Each line that holds the word "Short" counts once. Give the total number of such lines and nothing else.

--- START OF Data for this exercise ---

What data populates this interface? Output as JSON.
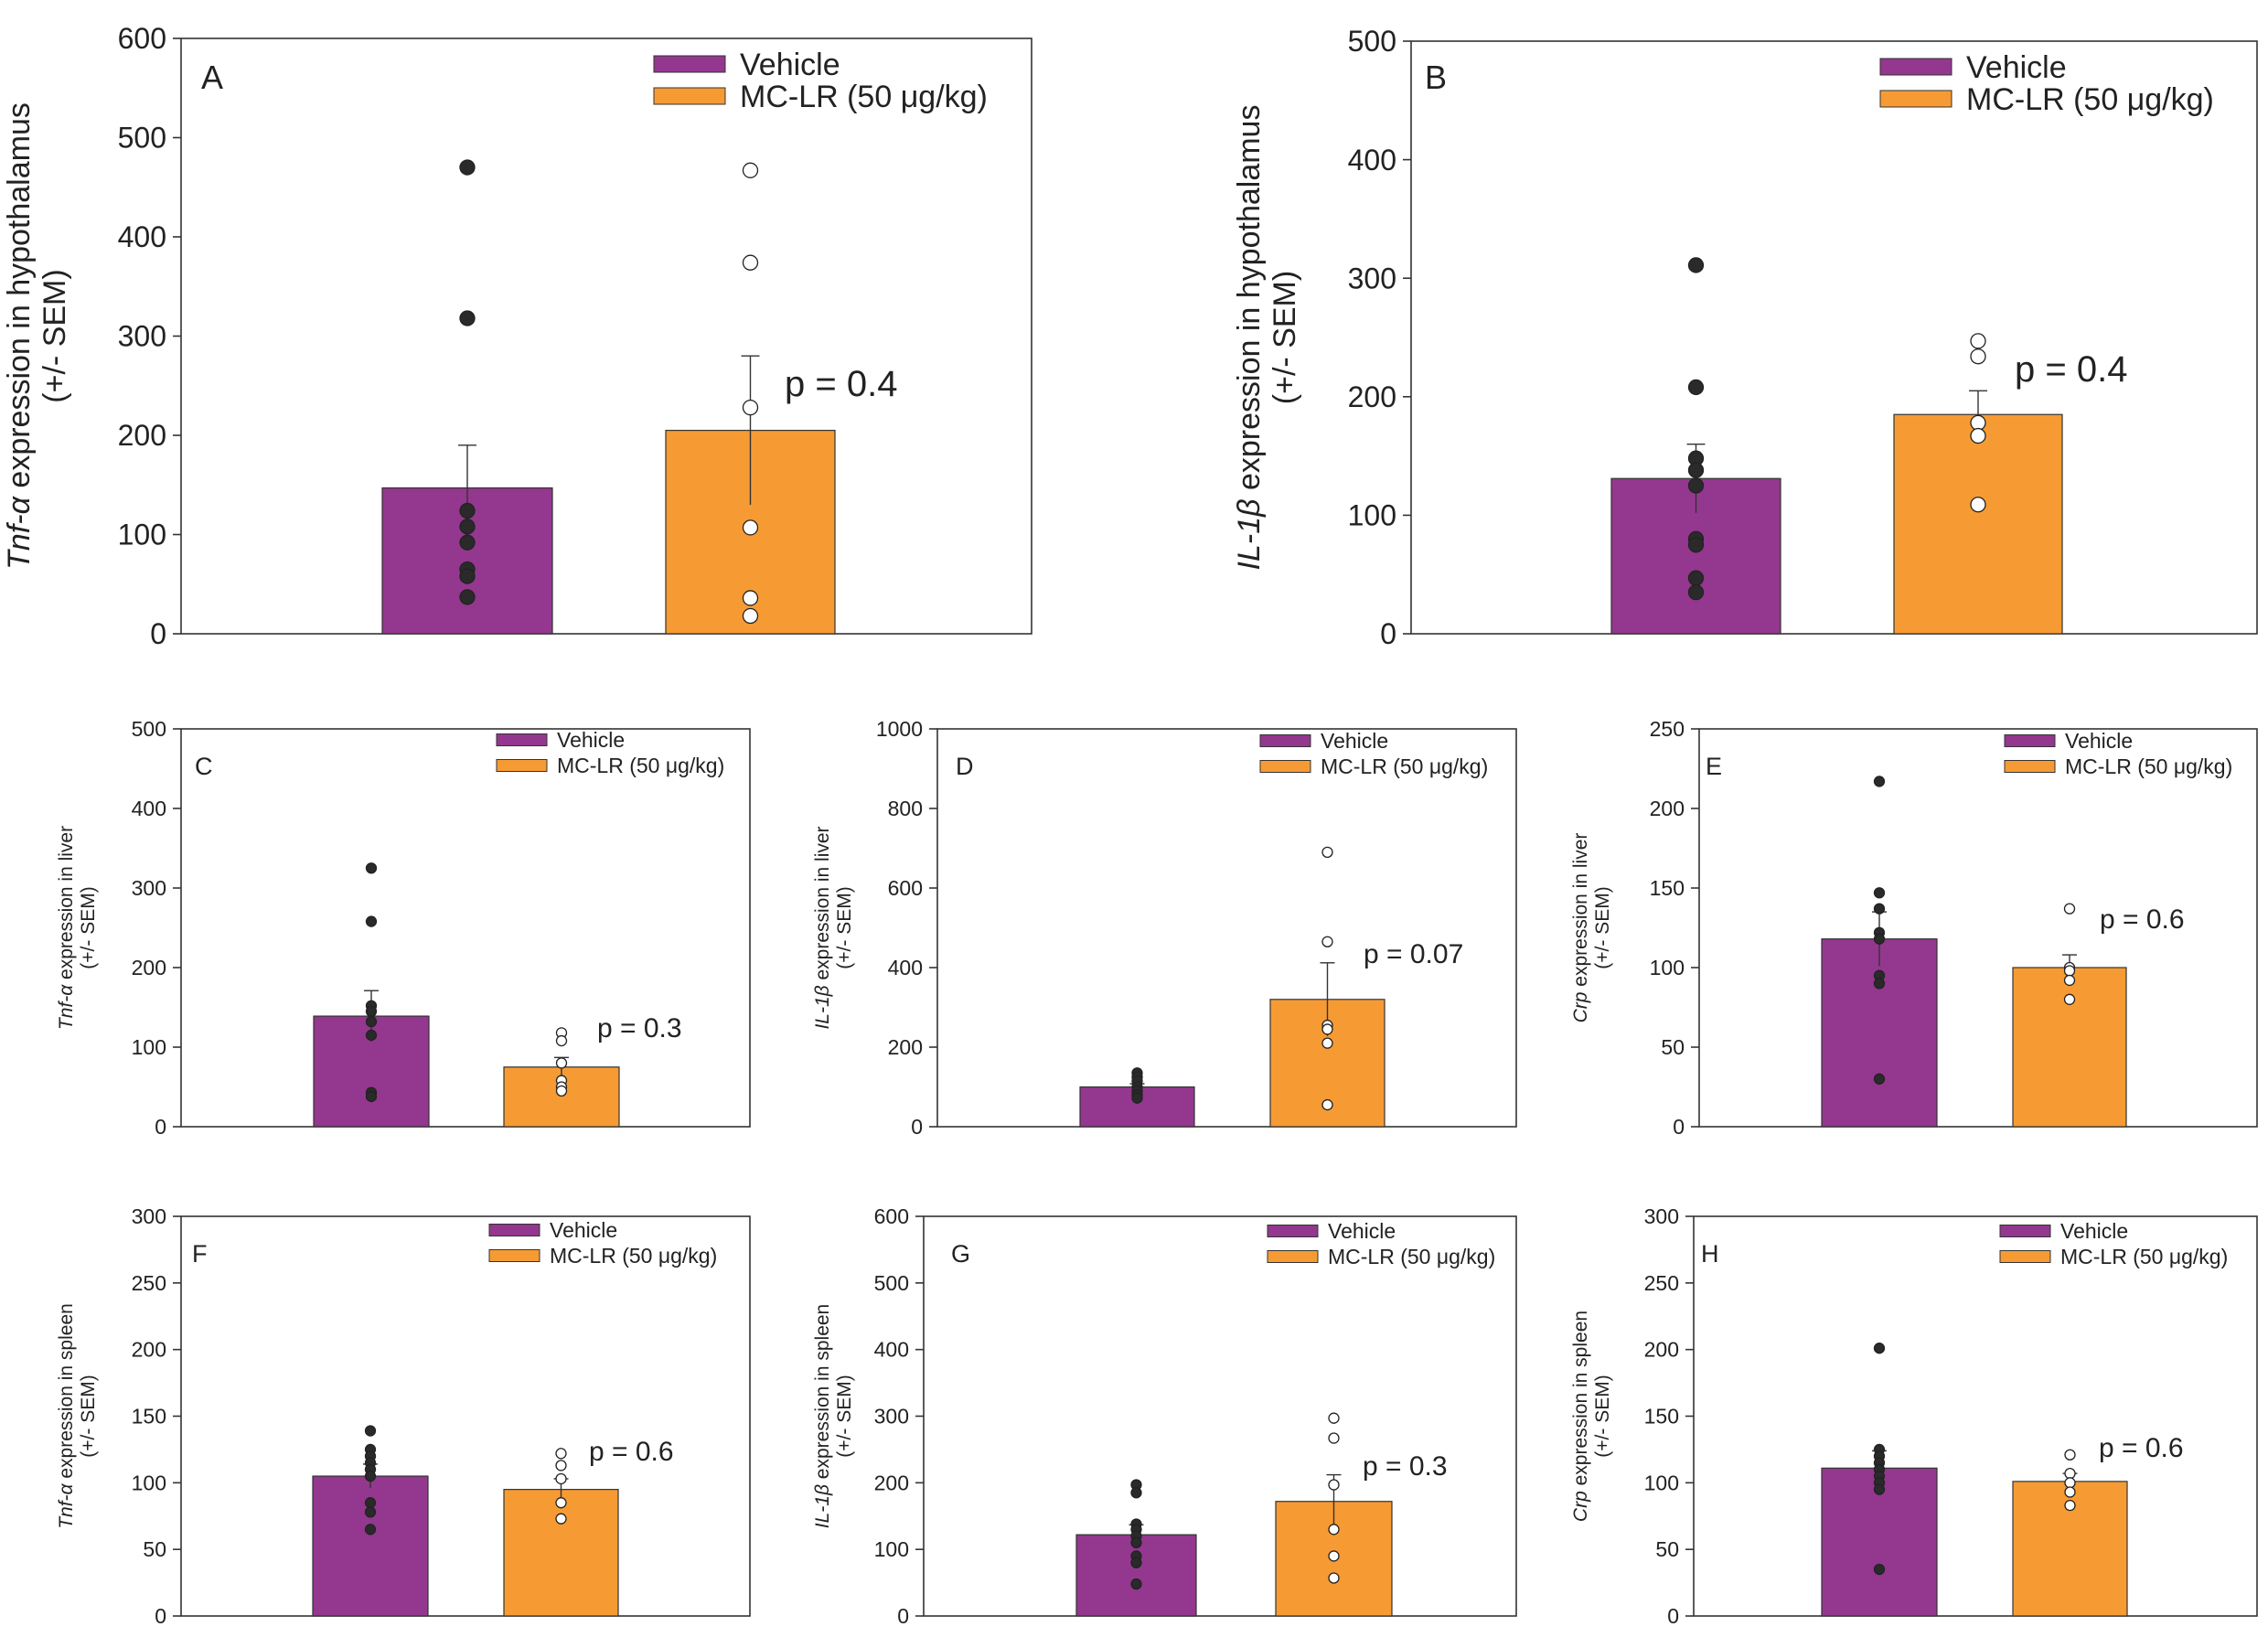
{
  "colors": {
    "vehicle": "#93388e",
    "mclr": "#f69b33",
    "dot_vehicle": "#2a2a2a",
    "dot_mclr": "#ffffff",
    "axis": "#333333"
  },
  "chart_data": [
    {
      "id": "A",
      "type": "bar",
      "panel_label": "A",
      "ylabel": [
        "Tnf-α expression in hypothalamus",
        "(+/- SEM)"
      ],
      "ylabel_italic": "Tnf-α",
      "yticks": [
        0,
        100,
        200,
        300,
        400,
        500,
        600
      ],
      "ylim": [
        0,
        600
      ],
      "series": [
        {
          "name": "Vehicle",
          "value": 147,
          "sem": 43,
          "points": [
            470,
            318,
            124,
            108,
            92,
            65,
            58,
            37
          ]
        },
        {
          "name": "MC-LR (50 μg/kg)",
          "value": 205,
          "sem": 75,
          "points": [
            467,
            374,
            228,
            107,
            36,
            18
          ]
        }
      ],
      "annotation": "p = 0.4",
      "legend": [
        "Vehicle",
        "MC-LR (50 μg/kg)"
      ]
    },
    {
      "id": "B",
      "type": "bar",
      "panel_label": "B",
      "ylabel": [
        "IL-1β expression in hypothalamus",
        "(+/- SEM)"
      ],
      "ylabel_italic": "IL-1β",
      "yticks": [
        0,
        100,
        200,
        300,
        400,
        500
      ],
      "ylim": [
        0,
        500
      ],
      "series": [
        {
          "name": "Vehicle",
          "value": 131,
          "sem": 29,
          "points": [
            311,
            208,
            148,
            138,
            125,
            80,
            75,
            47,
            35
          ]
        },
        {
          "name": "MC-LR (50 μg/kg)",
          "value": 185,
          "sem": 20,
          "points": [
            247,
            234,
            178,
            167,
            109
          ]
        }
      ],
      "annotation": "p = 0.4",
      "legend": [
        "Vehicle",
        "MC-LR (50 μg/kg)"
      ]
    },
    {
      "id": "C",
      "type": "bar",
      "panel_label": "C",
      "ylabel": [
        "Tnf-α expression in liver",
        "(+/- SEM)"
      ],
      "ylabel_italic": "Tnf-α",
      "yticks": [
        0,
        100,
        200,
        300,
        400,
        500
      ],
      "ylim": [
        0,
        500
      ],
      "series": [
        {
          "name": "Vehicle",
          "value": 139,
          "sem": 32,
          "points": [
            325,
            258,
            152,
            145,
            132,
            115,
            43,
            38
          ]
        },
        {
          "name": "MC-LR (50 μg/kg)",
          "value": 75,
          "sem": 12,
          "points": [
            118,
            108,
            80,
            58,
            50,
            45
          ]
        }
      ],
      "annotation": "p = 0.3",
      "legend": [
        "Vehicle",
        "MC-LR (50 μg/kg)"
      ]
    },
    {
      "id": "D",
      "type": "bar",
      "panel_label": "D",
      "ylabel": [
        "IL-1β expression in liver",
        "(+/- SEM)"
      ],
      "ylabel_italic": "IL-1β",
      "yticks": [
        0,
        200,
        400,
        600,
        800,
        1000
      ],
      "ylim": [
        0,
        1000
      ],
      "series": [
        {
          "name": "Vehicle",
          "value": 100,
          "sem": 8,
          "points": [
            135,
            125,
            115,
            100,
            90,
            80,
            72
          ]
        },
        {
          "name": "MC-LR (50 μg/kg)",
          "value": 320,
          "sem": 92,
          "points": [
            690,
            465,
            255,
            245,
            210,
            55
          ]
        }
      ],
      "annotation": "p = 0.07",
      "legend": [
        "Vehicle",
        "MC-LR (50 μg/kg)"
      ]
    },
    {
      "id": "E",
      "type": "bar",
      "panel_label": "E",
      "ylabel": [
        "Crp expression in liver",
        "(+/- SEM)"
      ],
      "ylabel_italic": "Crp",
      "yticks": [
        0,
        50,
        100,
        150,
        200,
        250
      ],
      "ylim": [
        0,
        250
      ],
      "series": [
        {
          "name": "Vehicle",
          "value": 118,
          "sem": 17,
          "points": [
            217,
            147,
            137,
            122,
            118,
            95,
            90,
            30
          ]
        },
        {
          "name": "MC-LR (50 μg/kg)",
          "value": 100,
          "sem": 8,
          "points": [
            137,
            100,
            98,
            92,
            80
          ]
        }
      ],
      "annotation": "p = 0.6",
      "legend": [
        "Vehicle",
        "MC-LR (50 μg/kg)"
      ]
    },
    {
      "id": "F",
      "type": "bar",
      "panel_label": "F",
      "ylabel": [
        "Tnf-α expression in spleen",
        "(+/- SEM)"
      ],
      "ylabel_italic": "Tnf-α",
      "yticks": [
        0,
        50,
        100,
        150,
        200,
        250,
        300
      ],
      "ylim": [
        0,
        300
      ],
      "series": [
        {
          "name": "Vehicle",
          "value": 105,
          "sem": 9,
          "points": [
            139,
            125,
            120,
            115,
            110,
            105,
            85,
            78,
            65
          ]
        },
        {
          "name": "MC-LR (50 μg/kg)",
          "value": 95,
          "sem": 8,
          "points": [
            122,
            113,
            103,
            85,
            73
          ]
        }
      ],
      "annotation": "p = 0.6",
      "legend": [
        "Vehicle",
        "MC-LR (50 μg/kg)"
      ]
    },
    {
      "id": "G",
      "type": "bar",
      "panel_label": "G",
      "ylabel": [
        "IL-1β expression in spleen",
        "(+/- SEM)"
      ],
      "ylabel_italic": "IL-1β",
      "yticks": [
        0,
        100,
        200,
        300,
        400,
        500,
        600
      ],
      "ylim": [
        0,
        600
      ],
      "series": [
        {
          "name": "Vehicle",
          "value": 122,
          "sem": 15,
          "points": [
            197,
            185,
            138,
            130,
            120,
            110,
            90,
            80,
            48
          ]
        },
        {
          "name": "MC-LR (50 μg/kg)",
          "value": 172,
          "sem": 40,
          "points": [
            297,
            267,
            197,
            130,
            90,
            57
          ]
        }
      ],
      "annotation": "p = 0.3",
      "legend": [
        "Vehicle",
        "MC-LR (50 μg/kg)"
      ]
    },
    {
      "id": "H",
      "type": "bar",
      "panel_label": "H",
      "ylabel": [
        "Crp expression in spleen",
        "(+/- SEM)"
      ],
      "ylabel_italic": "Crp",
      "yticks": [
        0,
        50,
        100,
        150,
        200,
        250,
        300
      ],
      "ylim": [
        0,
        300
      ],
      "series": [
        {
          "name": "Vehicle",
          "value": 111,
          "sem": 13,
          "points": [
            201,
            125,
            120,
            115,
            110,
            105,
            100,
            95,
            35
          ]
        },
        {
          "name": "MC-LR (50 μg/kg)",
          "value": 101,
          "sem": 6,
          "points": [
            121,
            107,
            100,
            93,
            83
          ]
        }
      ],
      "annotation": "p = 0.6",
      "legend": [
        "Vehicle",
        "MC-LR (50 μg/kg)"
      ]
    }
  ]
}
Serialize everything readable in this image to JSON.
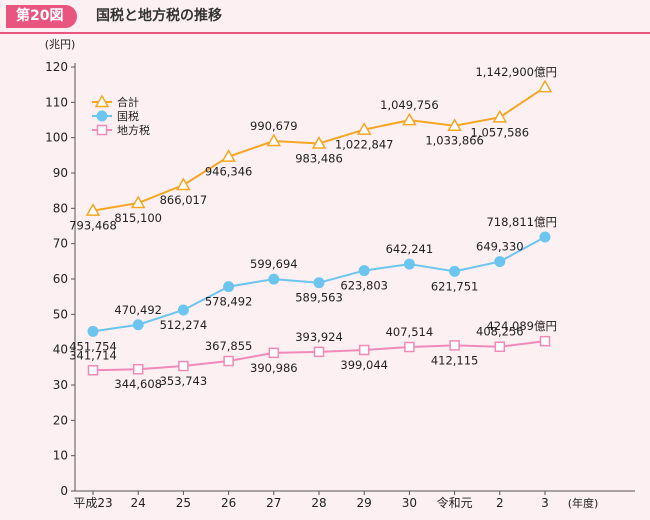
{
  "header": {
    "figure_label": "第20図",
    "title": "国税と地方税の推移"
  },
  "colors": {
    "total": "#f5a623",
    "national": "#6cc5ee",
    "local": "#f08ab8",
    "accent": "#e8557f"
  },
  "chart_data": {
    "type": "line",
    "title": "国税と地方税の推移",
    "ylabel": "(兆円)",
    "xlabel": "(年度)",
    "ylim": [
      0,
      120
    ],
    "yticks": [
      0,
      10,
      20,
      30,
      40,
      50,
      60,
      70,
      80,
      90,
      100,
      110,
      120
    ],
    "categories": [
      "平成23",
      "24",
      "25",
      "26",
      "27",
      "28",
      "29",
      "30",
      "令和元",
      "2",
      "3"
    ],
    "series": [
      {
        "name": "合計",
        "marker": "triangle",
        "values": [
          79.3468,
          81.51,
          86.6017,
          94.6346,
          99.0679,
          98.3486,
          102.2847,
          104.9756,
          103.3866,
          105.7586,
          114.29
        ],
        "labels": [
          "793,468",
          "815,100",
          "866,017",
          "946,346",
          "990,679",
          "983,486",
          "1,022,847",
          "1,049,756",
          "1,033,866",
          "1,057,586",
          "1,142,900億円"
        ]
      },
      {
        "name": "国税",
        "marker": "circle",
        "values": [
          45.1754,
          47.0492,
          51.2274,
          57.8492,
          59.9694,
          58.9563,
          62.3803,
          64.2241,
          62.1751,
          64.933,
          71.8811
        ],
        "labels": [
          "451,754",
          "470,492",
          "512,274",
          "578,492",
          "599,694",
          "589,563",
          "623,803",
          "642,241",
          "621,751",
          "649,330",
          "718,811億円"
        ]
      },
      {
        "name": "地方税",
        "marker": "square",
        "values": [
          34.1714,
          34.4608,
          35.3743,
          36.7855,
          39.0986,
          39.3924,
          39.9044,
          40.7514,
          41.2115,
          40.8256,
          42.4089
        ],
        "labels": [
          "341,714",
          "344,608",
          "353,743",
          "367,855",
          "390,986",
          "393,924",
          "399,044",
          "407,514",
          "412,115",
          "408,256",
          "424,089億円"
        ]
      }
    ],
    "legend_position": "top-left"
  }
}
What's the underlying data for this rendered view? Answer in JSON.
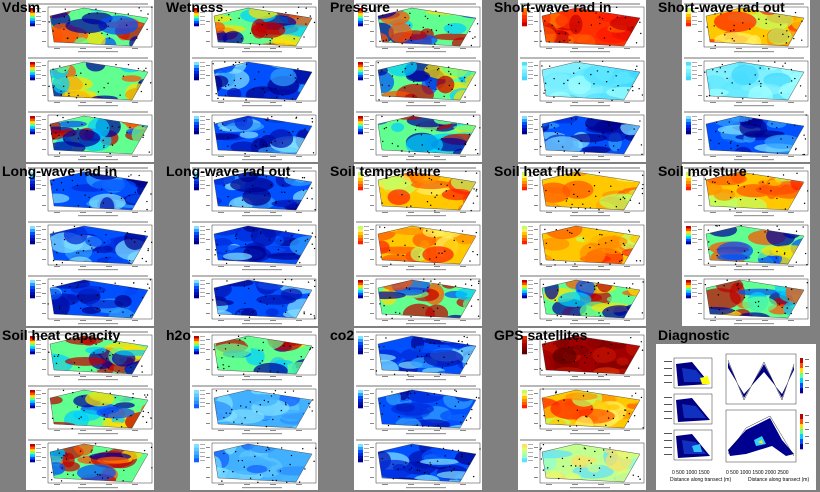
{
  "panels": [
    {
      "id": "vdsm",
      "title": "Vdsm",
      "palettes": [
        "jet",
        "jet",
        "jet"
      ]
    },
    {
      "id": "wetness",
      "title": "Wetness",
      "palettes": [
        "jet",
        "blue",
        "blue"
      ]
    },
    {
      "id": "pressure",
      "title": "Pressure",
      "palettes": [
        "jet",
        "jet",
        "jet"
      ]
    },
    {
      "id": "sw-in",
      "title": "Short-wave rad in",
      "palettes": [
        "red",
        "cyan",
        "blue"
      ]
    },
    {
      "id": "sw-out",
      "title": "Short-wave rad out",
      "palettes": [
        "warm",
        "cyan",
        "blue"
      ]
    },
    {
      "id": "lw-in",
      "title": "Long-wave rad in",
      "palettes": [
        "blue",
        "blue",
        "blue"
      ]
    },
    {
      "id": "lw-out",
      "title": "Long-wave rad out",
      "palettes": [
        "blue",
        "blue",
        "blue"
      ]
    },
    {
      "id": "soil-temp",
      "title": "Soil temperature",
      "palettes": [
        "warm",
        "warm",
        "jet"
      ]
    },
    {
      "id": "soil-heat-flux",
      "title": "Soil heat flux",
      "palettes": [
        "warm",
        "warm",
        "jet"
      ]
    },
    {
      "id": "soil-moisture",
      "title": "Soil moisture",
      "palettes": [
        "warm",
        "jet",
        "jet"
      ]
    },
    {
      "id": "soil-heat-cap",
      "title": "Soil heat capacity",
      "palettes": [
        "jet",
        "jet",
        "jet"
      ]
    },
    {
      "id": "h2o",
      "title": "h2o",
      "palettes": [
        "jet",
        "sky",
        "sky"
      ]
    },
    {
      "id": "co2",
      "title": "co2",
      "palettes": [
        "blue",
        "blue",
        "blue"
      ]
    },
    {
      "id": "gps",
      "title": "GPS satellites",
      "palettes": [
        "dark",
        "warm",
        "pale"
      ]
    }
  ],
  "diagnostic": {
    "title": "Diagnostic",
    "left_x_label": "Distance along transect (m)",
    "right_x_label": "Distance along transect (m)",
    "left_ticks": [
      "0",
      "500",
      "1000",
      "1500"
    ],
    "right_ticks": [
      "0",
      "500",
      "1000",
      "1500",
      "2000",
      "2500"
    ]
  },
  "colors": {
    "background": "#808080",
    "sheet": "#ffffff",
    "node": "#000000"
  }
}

--- END OF Data for this exercise ---

#### [Complete output]
2